Your task is to locate every line holding the string "регулированию" and to copy each of them.

== Excerpted data ==

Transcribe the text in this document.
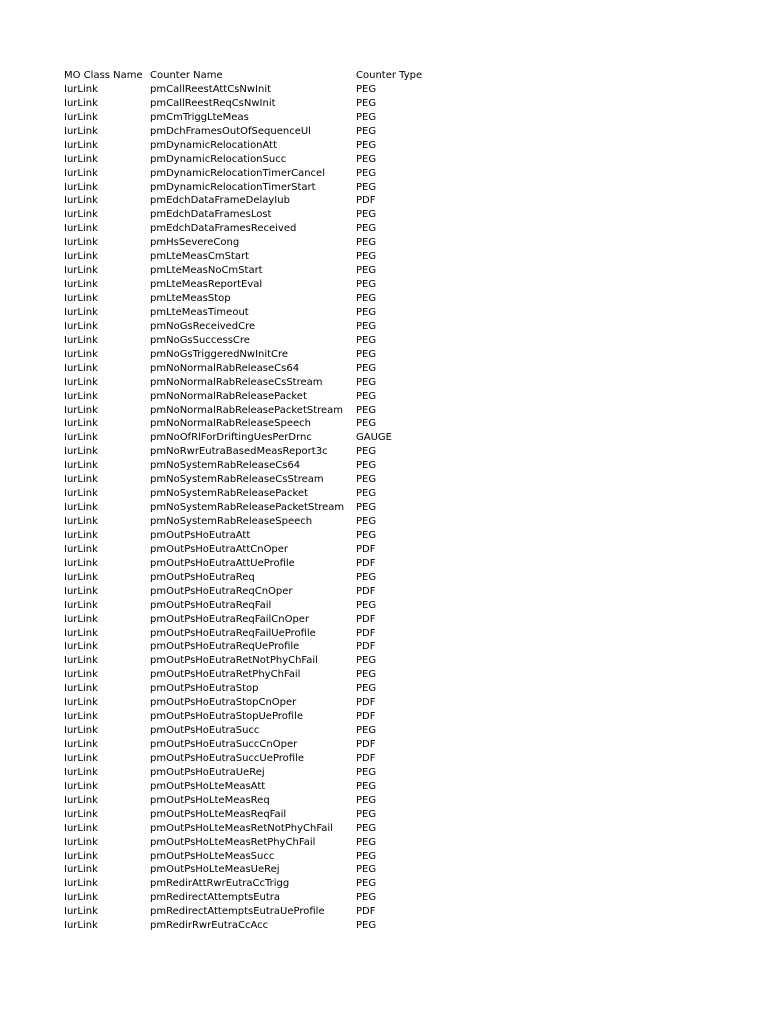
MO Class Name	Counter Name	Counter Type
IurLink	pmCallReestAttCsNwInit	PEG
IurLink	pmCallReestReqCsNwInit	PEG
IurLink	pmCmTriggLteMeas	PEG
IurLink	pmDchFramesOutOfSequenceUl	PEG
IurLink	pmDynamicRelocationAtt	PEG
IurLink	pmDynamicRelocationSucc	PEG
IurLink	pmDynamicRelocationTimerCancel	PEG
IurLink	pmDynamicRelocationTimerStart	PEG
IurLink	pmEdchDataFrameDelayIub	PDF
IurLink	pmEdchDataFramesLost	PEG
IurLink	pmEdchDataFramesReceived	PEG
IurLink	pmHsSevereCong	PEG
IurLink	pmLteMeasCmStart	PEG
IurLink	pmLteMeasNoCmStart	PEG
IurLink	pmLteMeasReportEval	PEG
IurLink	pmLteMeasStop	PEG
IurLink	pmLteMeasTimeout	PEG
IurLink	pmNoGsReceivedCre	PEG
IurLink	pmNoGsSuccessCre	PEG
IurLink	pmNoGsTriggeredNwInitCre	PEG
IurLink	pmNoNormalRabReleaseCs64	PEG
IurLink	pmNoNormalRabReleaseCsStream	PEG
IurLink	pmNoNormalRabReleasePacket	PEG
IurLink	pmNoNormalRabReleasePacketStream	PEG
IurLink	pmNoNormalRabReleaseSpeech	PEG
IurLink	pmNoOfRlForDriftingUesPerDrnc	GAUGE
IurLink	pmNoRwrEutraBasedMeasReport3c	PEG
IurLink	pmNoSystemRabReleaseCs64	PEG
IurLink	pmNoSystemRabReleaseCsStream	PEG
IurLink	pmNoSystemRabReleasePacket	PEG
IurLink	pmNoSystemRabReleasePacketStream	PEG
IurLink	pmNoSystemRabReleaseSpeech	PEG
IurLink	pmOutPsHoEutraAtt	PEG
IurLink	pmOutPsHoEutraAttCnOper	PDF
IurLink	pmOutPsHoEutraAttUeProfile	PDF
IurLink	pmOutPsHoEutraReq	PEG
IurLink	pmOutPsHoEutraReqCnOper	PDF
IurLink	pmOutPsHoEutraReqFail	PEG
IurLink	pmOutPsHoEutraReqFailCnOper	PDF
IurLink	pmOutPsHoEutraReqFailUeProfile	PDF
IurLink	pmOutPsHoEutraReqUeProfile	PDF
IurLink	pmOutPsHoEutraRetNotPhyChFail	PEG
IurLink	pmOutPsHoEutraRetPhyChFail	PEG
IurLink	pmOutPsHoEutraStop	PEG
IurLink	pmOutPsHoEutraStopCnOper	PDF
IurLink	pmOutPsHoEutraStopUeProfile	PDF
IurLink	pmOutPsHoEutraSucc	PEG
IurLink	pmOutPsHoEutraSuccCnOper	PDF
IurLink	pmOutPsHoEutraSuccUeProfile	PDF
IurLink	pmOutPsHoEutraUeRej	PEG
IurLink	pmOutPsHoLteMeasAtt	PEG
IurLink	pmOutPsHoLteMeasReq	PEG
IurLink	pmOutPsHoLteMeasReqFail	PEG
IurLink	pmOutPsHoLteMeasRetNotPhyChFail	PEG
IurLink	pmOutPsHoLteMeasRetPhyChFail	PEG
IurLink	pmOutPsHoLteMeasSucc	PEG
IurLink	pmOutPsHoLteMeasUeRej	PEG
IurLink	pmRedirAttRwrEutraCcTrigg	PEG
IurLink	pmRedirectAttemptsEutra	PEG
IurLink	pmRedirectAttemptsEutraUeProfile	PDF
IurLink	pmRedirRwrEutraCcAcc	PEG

===
== Excerpted data ==

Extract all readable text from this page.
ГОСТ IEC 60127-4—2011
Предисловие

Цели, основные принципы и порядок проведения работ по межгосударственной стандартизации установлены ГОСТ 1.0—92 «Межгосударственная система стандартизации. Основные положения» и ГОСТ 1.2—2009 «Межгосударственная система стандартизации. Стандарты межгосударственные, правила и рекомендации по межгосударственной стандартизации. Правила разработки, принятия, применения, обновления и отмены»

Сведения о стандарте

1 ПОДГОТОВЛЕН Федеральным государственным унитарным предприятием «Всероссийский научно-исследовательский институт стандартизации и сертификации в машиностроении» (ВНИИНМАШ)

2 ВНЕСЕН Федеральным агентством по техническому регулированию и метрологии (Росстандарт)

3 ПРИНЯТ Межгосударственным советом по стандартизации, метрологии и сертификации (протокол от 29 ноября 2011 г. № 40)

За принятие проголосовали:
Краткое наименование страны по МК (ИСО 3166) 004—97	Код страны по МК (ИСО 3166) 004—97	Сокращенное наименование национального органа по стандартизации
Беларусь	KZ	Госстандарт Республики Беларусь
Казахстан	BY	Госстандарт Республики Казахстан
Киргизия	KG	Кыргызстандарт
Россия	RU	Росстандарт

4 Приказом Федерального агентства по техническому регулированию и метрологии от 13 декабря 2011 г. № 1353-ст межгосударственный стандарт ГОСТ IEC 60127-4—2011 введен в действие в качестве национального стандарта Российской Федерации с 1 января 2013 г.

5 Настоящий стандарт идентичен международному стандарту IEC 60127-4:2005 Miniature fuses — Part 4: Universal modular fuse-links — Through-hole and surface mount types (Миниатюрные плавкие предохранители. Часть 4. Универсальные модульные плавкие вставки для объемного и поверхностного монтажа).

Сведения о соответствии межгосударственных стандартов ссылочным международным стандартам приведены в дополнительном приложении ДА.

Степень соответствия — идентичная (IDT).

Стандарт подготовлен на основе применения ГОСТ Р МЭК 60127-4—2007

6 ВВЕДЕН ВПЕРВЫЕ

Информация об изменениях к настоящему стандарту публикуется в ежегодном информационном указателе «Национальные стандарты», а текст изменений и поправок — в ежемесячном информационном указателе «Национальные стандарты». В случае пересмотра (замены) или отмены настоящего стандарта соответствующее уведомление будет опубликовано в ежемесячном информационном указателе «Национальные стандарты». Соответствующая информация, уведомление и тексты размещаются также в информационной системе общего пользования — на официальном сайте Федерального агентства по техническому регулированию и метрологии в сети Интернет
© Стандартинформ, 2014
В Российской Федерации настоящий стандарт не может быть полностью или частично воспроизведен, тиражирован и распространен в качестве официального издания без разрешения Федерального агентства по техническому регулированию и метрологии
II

===
== Excerpted data ==

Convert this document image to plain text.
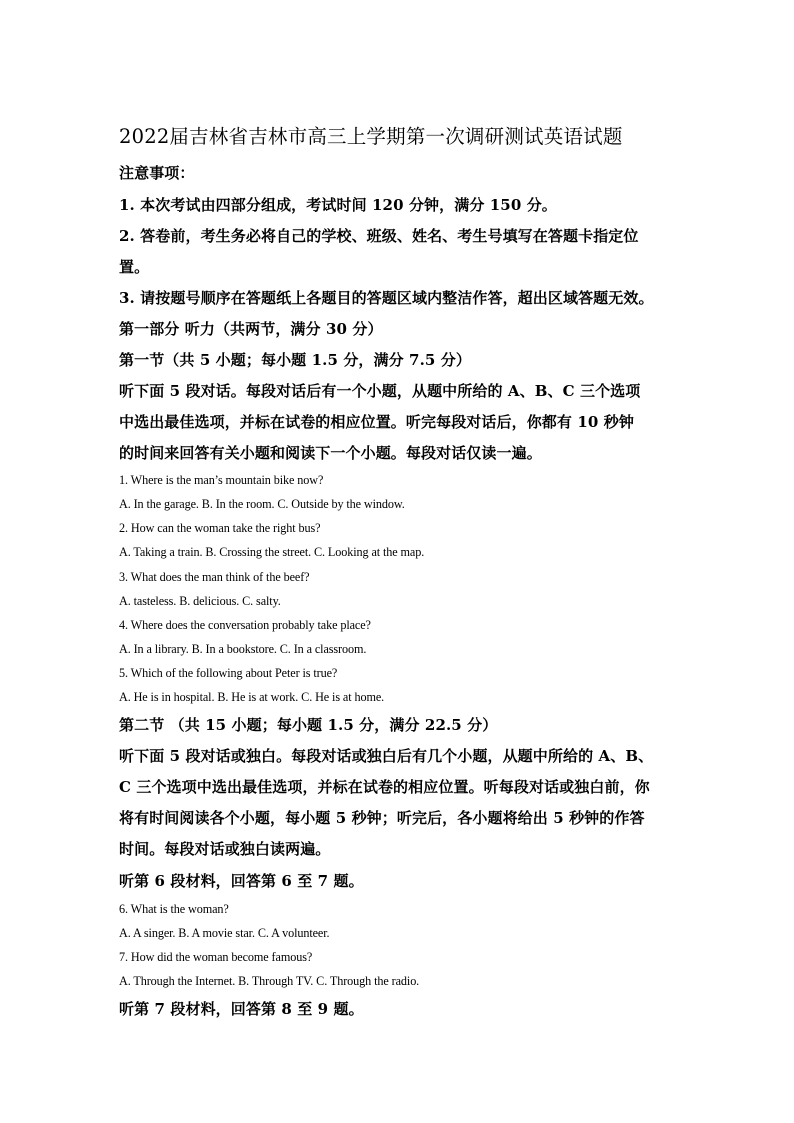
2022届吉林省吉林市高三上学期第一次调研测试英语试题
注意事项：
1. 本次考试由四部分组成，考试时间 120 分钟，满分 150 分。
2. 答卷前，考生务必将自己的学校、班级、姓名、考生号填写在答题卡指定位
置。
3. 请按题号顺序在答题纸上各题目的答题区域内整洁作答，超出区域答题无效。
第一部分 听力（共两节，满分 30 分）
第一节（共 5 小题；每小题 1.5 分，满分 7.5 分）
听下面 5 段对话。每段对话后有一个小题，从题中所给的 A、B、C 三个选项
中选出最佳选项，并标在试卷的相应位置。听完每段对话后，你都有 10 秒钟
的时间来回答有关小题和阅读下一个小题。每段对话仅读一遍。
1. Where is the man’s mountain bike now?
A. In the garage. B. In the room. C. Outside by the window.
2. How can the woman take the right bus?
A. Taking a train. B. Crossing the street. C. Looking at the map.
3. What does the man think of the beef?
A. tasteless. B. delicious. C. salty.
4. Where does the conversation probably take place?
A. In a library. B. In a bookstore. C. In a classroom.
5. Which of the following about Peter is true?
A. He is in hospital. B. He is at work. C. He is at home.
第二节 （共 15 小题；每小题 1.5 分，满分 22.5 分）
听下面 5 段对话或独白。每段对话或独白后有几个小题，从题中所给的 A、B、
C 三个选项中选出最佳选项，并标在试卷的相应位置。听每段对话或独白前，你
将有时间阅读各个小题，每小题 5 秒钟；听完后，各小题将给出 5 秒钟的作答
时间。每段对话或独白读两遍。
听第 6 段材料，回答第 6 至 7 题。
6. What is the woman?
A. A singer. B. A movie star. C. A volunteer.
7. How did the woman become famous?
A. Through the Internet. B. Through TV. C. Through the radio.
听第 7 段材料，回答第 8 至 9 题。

===

The completed task >>
2 ВНЕСЕН Федеральным агентством по техническому регулированию и метрологии (Росстандарт)
4 Приказом Федерального агентства по техническому регулированию и метрологии от 13 декабря 2011 г. № 1353-ст межгосударственный стандарт ГОСТ IEC 60127-4—2011 введен в действие в качестве национального стандарта Российской Федерации с 1 января 2013 г.
Информация об изменениях к настоящему стандарту публикуется в ежегодном информационном указателе «Национальные стандарты», а текст изменений и поправок — в ежемесячном информационном указателе «Национальные стандарты». В случае пересмотра (замены) или отмены настоящего стандарта соответствующее уведомление будет опубликовано в ежемесячном информационном указателе «Национальные стандарты». Соответствующая информация, уведомление и тексты размещаются также в информационной системе общего пользования — на официальном сайте Федерального агентства по техническому регулированию и метрологии в сети Интернет
В Российской Федерации настоящий стандарт не может быть полностью или частично воспроизведен, тиражирован и распространен в качестве официального издания без разрешения Федерального агентства по техническому регулированию и метрологии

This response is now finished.